The data
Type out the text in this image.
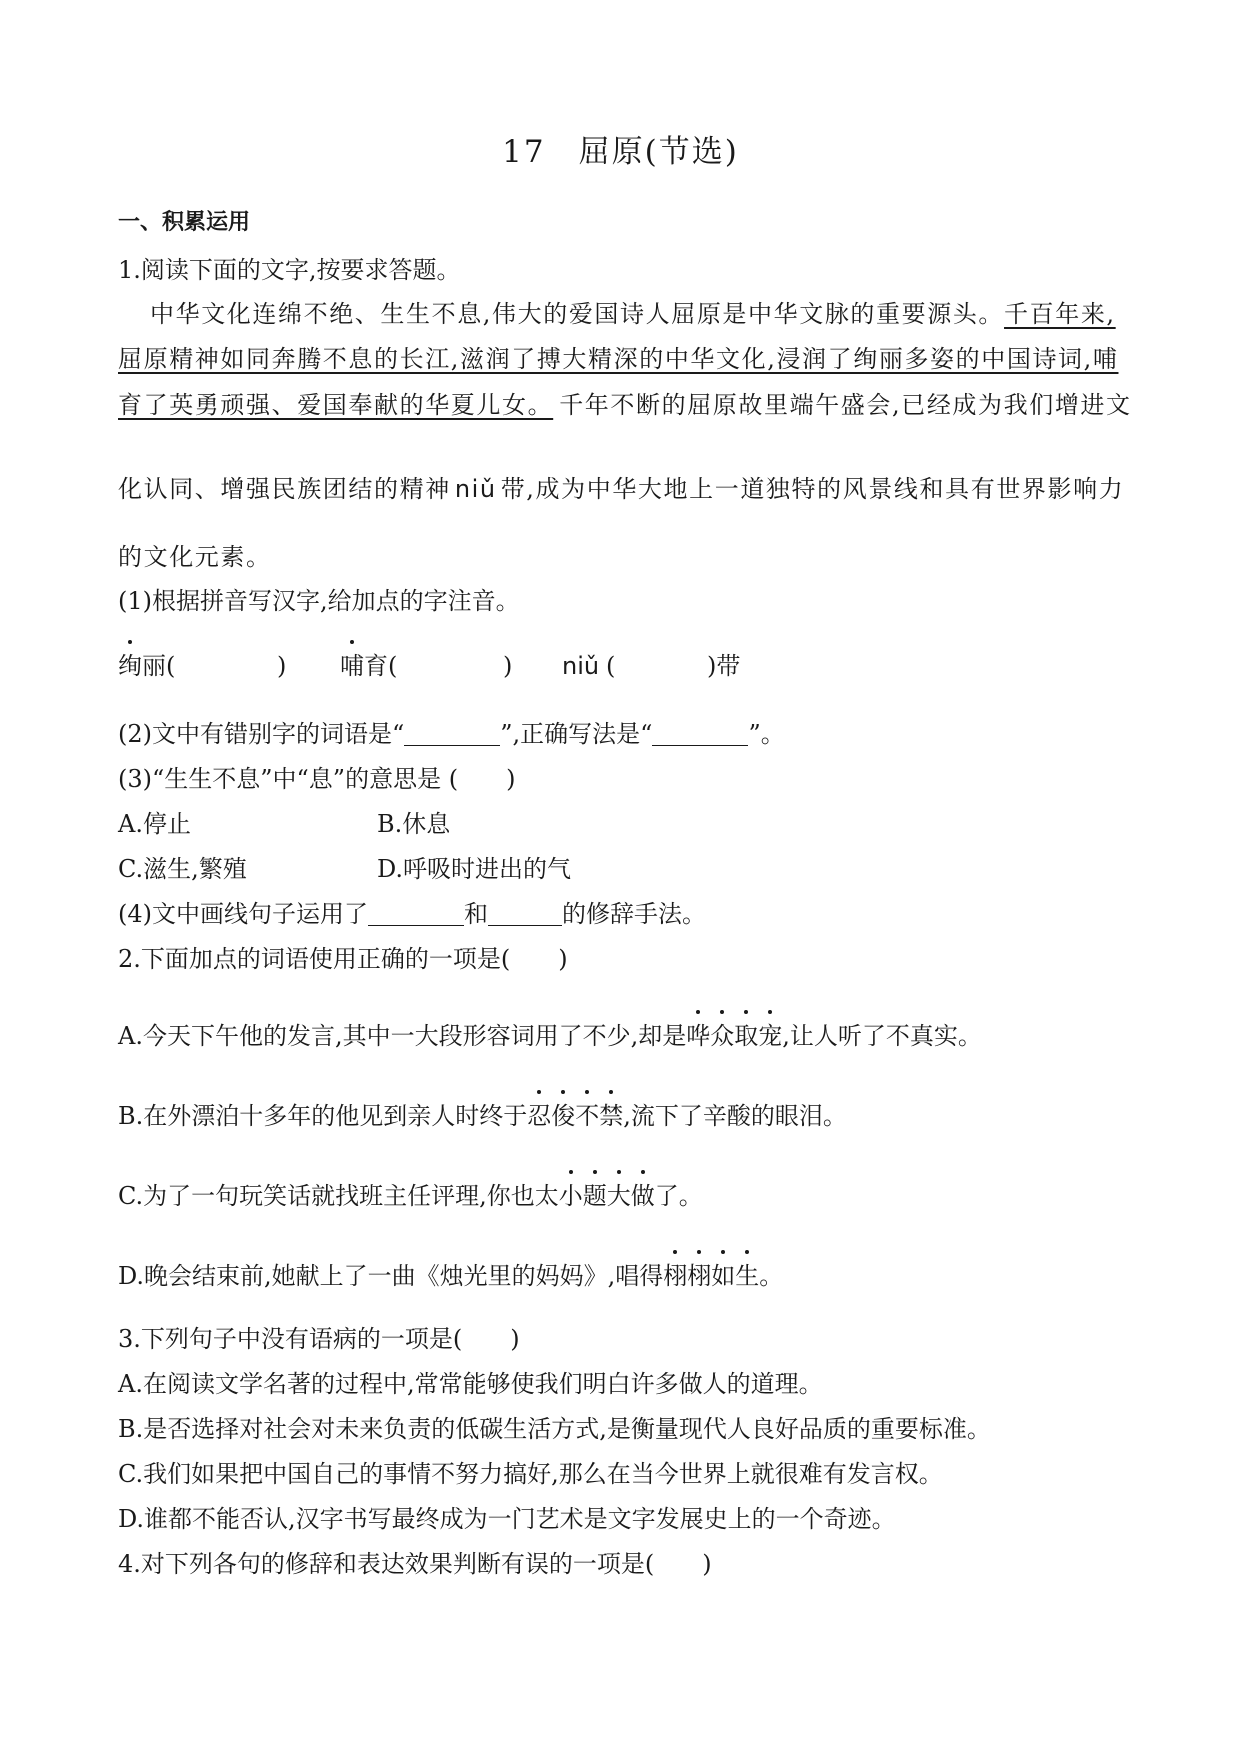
17　屈原(节选)
一、积累运用
1.阅读下面的文字,按要求答题。
中华文化连绵不绝、生生不息,伟大的爱国诗人屈原是中华文脉的重要源头。千百年来,
屈原精神如同奔腾不息的长江,滋润了搏大精深的中华文化,浸润了绚丽多姿的中国诗词,哺
育了英勇顽强、爱国奉献的华夏儿女。 千年不断的屈原故里端午盛会,已经成为我们增进文
化认同、增强民族团结的精神 niǔ 带,成为中华大地上一道独特的风景线和具有世界影响力
的文化元素。
(1)根据拼音写汉字,给加点的字注音。
绚丽(	) 哺育(	) niǔ (	)带
(2)文中有错别字的词语是“	”,正确写法是“	”。
(3)“生生不息”中“息”的意思是 (　　)
A.停止	B.休息
C.滋生,繁殖	D.呼吸时进出的气
(4)文中画线句子运用了	和	的修辞手法。
2.下面加点的词语使用正确的一项是(　　)
A.今天下午他的发言,其中一大段形容词用了不少,却是哗众取宠,让人听了不真实。
B.在外漂泊十多年的他见到亲人时终于忍俊不禁,流下了辛酸的眼泪。
C.为了一句玩笑话就找班主任评理,你也太小题大做了。
D.晚会结束前,她献上了一曲《烛光里的妈妈》,唱得栩栩如生。
3.下列句子中没有语病的一项是(　　)
A.在阅读文学名著的过程中,常常能够使我们明白许多做人的道理。
B.是否选择对社会对未来负责的低碳生活方式,是衡量现代人良好品质的重要标准。
C.我们如果把中国自己的事情不努力搞好,那么在当今世界上就很难有发言权。
D.谁都不能否认,汉字书写最终成为一门艺术是文字发展史上的一个奇迹。
4.对下列各句的修辞和表达效果判断有误的一项是(　　)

Directive
Copy the material shown above in full and exactly. Skip the pictures.

Expected answer
Type out the text in this image.
17　屈原(节选)
一、积累运用
1.阅读下面的文字,按要求答题。
中华文化连绵不绝、生生不息,伟大的爱国诗人屈原是中华文脉的重要源头。千百年来,
屈原精神如同奔腾不息的长江,滋润了搏大精深的中华文化,浸润了绚丽多姿的中国诗词,哺
育了英勇顽强、爱国奉献的华夏儿女。 千年不断的屈原故里端午盛会,已经成为我们增进文
化认同、增强民族团结的精神 niǔ 带,成为中华大地上一道独特的风景线和具有世界影响力
的文化元素。
(1)根据拼音写汉字,给加点的字注音。
绚丽(	) 哺育(	) niǔ (	)带
(2)文中有错别字的词语是“	”,正确写法是“	”。
(3)“生生不息”中“息”的意思是 (　　)
A.停止	B.休息
C.滋生,繁殖	D.呼吸时进出的气
(4)文中画线句子运用了	和	的修辞手法。
2.下面加点的词语使用正确的一项是(　　)
A.今天下午他的发言,其中一大段形容词用了不少,却是哗众取宠,让人听了不真实。
B.在外漂泊十多年的他见到亲人时终于忍俊不禁,流下了辛酸的眼泪。
C.为了一句玩笑话就找班主任评理,你也太小题大做了。
D.晚会结束前,她献上了一曲《烛光里的妈妈》,唱得栩栩如生。
3.下列句子中没有语病的一项是(　　)
A.在阅读文学名著的过程中,常常能够使我们明白许多做人的道理。
B.是否选择对社会对未来负责的低碳生活方式,是衡量现代人良好品质的重要标准。
C.我们如果把中国自己的事情不努力搞好,那么在当今世界上就很难有发言权。
D.谁都不能否认,汉字书写最终成为一门艺术是文字发展史上的一个奇迹。
4.对下列各句的修辞和表达效果判断有误的一项是(　　)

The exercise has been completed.